Give the number of lines containing the word "国际商务", and nothing else.
++++ SOURCE DATA ++++
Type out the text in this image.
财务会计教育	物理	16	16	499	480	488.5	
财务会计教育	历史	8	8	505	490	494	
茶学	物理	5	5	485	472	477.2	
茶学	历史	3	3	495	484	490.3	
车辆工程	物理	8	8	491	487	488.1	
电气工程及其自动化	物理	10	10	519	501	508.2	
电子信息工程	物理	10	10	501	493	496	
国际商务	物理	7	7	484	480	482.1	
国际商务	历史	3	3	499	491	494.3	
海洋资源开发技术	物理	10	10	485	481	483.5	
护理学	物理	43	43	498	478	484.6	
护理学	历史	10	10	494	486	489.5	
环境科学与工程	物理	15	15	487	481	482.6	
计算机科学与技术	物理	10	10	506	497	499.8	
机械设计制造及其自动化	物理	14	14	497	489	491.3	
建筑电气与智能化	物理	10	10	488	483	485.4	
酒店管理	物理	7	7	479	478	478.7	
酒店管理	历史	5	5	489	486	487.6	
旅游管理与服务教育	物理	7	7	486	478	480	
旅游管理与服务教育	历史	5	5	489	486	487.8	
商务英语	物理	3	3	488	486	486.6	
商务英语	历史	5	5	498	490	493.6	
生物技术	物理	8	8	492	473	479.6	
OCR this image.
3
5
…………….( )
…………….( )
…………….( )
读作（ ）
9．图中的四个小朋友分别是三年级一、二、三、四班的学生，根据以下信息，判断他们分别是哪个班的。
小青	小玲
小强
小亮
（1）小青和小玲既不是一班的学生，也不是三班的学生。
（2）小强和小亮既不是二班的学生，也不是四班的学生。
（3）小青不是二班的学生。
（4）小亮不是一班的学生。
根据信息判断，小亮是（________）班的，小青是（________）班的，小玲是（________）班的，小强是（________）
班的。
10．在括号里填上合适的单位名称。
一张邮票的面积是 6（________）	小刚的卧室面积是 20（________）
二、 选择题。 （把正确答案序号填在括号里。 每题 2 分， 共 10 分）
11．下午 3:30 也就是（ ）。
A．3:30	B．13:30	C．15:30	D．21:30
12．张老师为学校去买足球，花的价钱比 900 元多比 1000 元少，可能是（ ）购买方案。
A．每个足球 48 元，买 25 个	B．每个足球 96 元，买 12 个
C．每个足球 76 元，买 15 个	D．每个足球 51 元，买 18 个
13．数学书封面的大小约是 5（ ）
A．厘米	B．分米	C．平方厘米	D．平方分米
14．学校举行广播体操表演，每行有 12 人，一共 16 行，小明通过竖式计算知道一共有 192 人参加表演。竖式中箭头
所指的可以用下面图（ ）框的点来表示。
++++
++++ SOURCE DATA ++++
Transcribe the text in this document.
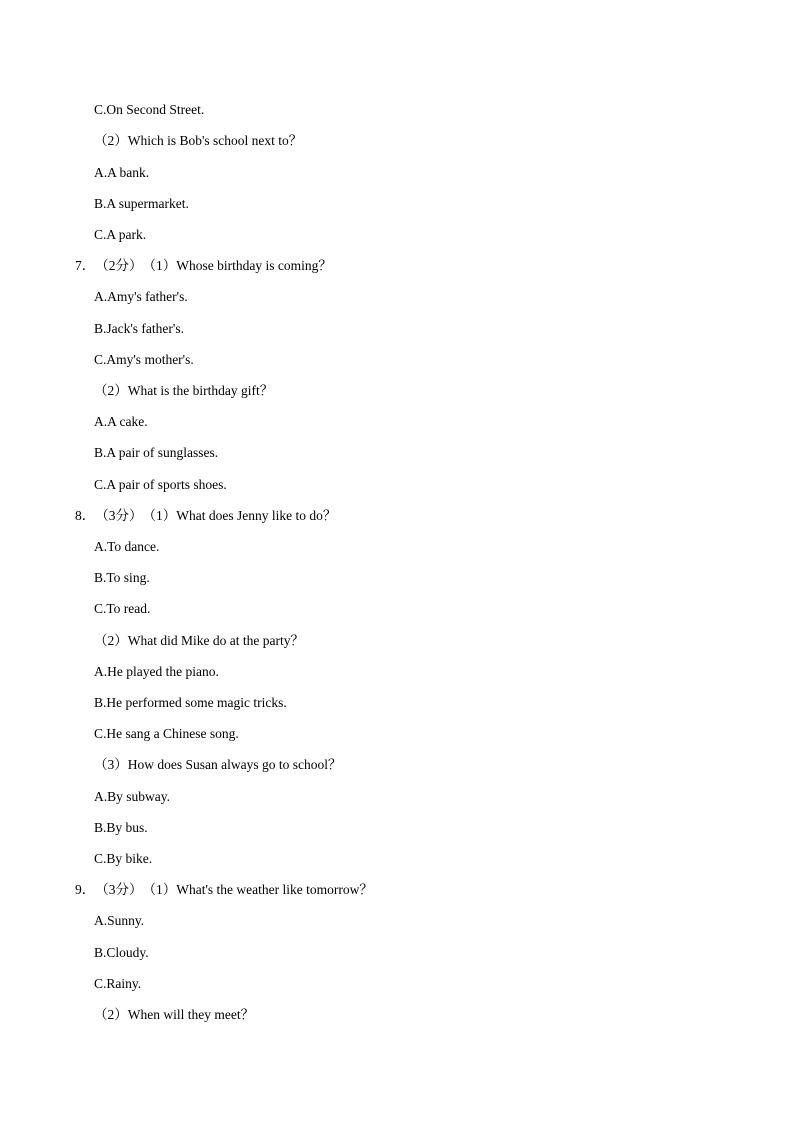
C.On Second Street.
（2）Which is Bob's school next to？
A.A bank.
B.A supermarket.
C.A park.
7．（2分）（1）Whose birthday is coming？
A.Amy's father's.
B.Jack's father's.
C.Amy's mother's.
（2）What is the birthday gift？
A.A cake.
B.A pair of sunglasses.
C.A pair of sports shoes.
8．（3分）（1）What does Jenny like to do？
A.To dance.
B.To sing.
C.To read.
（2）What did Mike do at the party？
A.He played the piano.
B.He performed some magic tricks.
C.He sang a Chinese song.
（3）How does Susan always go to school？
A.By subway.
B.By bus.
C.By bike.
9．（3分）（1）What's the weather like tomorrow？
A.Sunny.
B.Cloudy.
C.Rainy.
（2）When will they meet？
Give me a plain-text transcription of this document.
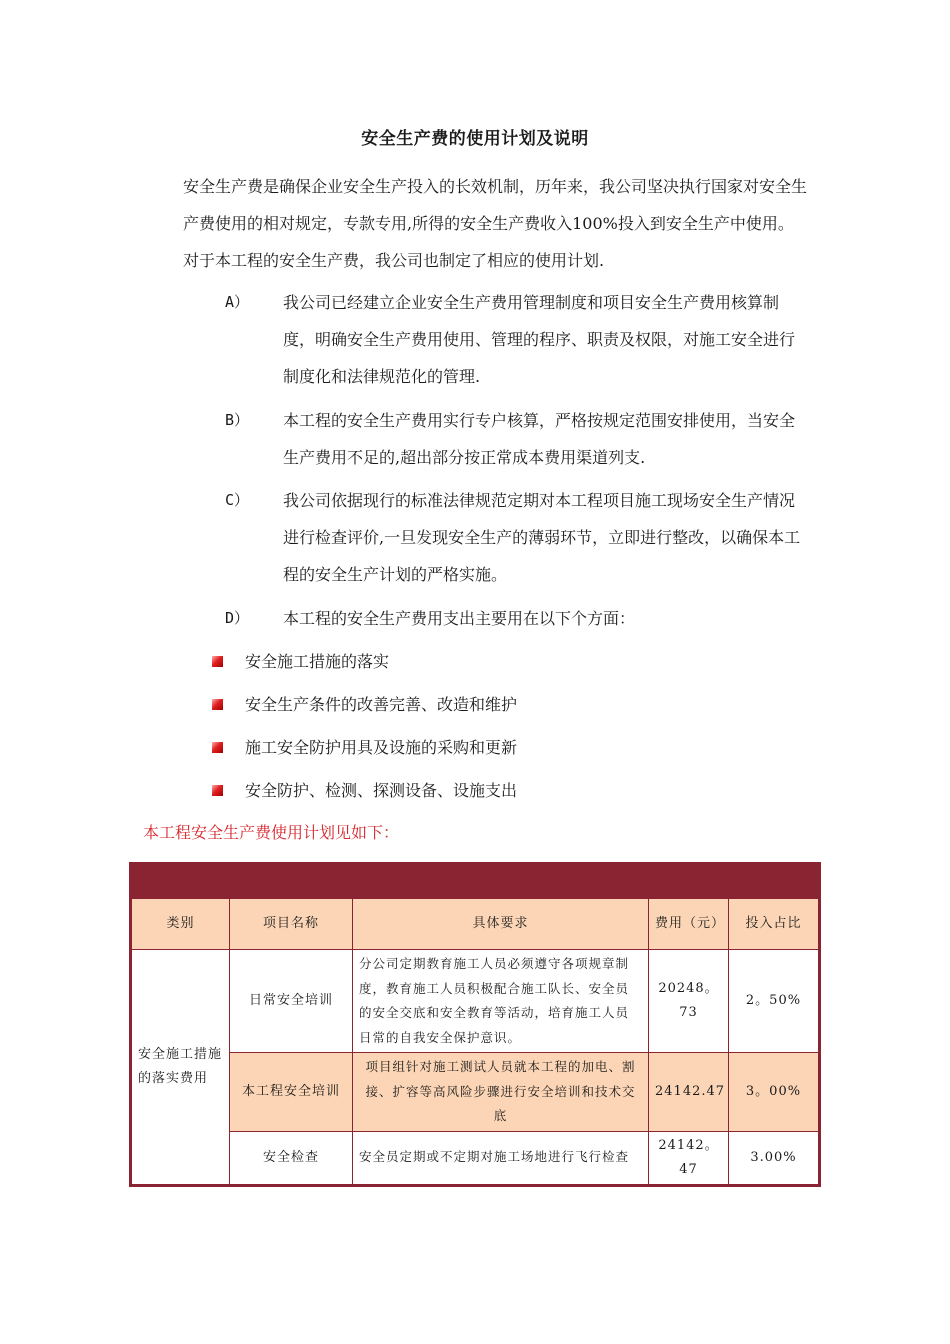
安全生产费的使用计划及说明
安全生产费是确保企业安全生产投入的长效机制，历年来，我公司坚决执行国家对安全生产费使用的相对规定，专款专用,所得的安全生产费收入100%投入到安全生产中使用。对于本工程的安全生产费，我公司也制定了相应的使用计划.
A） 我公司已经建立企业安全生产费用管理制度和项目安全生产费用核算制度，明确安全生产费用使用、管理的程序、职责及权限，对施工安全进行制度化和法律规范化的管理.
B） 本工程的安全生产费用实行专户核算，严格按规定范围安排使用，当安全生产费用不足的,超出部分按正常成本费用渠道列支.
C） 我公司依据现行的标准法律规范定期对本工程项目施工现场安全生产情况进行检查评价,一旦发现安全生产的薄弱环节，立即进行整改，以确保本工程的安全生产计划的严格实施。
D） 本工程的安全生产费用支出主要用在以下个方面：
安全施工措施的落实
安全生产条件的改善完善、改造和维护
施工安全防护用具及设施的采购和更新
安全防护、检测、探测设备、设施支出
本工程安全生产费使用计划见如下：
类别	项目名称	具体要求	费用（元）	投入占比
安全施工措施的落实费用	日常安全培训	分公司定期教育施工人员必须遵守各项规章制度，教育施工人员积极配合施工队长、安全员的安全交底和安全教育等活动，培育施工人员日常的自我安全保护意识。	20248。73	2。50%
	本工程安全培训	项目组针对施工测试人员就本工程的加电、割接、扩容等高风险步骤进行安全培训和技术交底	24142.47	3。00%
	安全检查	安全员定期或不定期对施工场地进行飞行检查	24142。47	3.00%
++++
** WORKED SOLUTION **
2